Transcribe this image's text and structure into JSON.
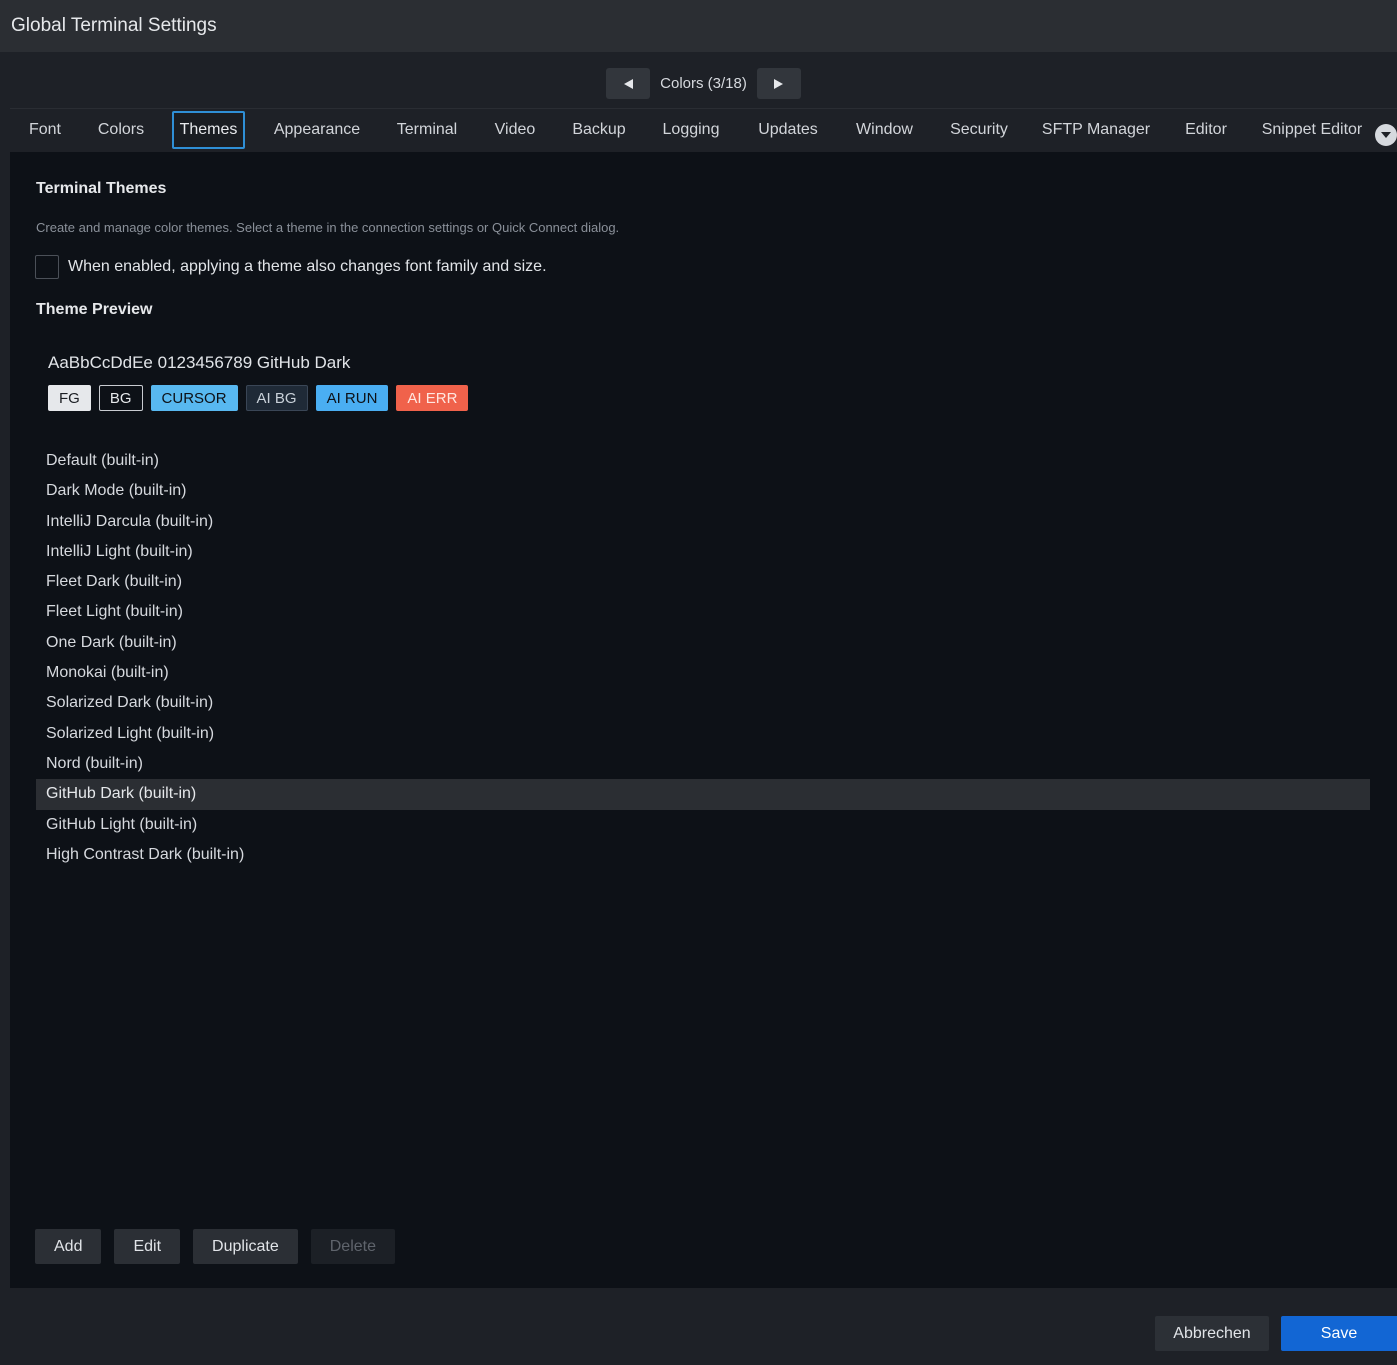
{
  "window": {
    "title": "Global Terminal Settings"
  },
  "pager": {
    "label": "Colors  (3/18)",
    "prev_icon": "triangle-left-icon",
    "next_icon": "triangle-right-icon"
  },
  "tabs": [
    {
      "label": "Font"
    },
    {
      "label": "Colors"
    },
    {
      "label": "Themes",
      "active": true
    },
    {
      "label": "Appearance"
    },
    {
      "label": "Terminal"
    },
    {
      "label": "Video"
    },
    {
      "label": "Backup"
    },
    {
      "label": "Logging"
    },
    {
      "label": "Updates"
    },
    {
      "label": "Window"
    },
    {
      "label": "Security"
    },
    {
      "label": "SFTP Manager"
    },
    {
      "label": "Editor"
    },
    {
      "label": "Snippet Editor"
    }
  ],
  "themes_page": {
    "title": "Terminal Themes",
    "description": "Create and manage color themes. Select a theme in the connection settings or Quick Connect dialog.",
    "font_checkbox": {
      "label": "When enabled, applying a theme also changes font family and size.",
      "checked": false
    },
    "preview": {
      "title": "Theme Preview",
      "sample_text": "AaBbCcDdEe 0123456789  GitHub Dark",
      "chips": [
        {
          "label": "FG",
          "bg": "#e6e8eb",
          "fg": "#1b1e23",
          "border": "#e6e8eb"
        },
        {
          "label": "BG",
          "bg": "#0d1117",
          "fg": "#e6e8eb",
          "border": "#c9ccd1"
        },
        {
          "label": "CURSOR",
          "bg": "#58b8f0",
          "fg": "#0d1117",
          "border": "#58b8f0"
        },
        {
          "label": "AI BG",
          "bg": "#1f2a37",
          "fg": "#c9d1d9",
          "border": "#3a4656"
        },
        {
          "label": "AI RUN",
          "bg": "#4aaef2",
          "fg": "#0d1117",
          "border": "#4aaef2"
        },
        {
          "label": "AI ERR",
          "bg": "#f0624b",
          "fg": "#ffe6e0",
          "border": "#f0624b"
        }
      ]
    },
    "themes": [
      {
        "label": "Default (built-in)"
      },
      {
        "label": "Dark Mode (built-in)"
      },
      {
        "label": "IntelliJ Darcula (built-in)"
      },
      {
        "label": "IntelliJ Light (built-in)"
      },
      {
        "label": "Fleet Dark (built-in)"
      },
      {
        "label": "Fleet Light (built-in)"
      },
      {
        "label": "One Dark (built-in)"
      },
      {
        "label": "Monokai (built-in)"
      },
      {
        "label": "Solarized Dark (built-in)"
      },
      {
        "label": "Solarized Light (built-in)"
      },
      {
        "label": "Nord (built-in)"
      },
      {
        "label": "GitHub Dark (built-in)",
        "selected": true
      },
      {
        "label": "GitHub Light (built-in)"
      },
      {
        "label": "High Contrast Dark (built-in)"
      }
    ],
    "actions": {
      "add": "Add",
      "edit": "Edit",
      "duplicate": "Duplicate",
      "delete": "Delete"
    }
  },
  "footer": {
    "cancel": "Abbrechen",
    "save": "Save"
  },
  "colors": {
    "accent": "#1266d4",
    "active_tab_border": "#2f8fd6",
    "content_bg": "#0d1117"
  }
}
************
• Task goal: Transcribe the listing in full. Omit the pictures and keep every line exact.

• Written response:
Transcribe this image's text and structure into JSON.
{
  "window": {
    "title": "Global Terminal Settings"
  },
  "pager": {
    "label": "Colors  (3/18)",
    "prev_icon": "triangle-left-icon",
    "next_icon": "triangle-right-icon"
  },
  "tabs": [
    {
      "label": "Font"
    },
    {
      "label": "Colors"
    },
    {
      "label": "Themes",
      "active": true
    },
    {
      "label": "Appearance"
    },
    {
      "label": "Terminal"
    },
    {
      "label": "Video"
    },
    {
      "label": "Backup"
    },
    {
      "label": "Logging"
    },
    {
      "label": "Updates"
    },
    {
      "label": "Window"
    },
    {
      "label": "Security"
    },
    {
      "label": "SFTP Manager"
    },
    {
      "label": "Editor"
    },
    {
      "label": "Snippet Editor"
    }
  ],
  "themes_page": {
    "title": "Terminal Themes",
    "description": "Create and manage color themes. Select a theme in the connection settings or Quick Connect dialog.",
    "font_checkbox": {
      "label": "When enabled, applying a theme also changes font family and size.",
      "checked": false
    },
    "preview": {
      "title": "Theme Preview",
      "sample_text": "AaBbCcDdEe 0123456789  GitHub Dark",
      "chips": [
        {
          "label": "FG",
          "bg": "#e6e8eb",
          "fg": "#1b1e23",
          "border": "#e6e8eb"
        },
        {
          "label": "BG",
          "bg": "#0d1117",
          "fg": "#e6e8eb",
          "border": "#c9ccd1"
        },
        {
          "label": "CURSOR",
          "bg": "#58b8f0",
          "fg": "#0d1117",
          "border": "#58b8f0"
        },
        {
          "label": "AI BG",
          "bg": "#1f2a37",
          "fg": "#c9d1d9",
          "border": "#3a4656"
        },
        {
          "label": "AI RUN",
          "bg": "#4aaef2",
          "fg": "#0d1117",
          "border": "#4aaef2"
        },
        {
          "label": "AI ERR",
          "bg": "#f0624b",
          "fg": "#ffe6e0",
          "border": "#f0624b"
        }
      ]
    },
    "themes": [
      {
        "label": "Default (built-in)"
      },
      {
        "label": "Dark Mode (built-in)"
      },
      {
        "label": "IntelliJ Darcula (built-in)"
      },
      {
        "label": "IntelliJ Light (built-in)"
      },
      {
        "label": "Fleet Dark (built-in)"
      },
      {
        "label": "Fleet Light (built-in)"
      },
      {
        "label": "One Dark (built-in)"
      },
      {
        "label": "Monokai (built-in)"
      },
      {
        "label": "Solarized Dark (built-in)"
      },
      {
        "label": "Solarized Light (built-in)"
      },
      {
        "label": "Nord (built-in)"
      },
      {
        "label": "GitHub Dark (built-in)",
        "selected": true
      },
      {
        "label": "GitHub Light (built-in)"
      },
      {
        "label": "High Contrast Dark (built-in)"
      }
    ],
    "actions": {
      "add": "Add",
      "edit": "Edit",
      "duplicate": "Duplicate",
      "delete": "Delete"
    }
  },
  "footer": {
    "cancel": "Abbrechen",
    "save": "Save"
  },
  "colors": {
    "accent": "#1266d4",
    "active_tab_border": "#2f8fd6",
    "content_bg": "#0d1117"
  }
}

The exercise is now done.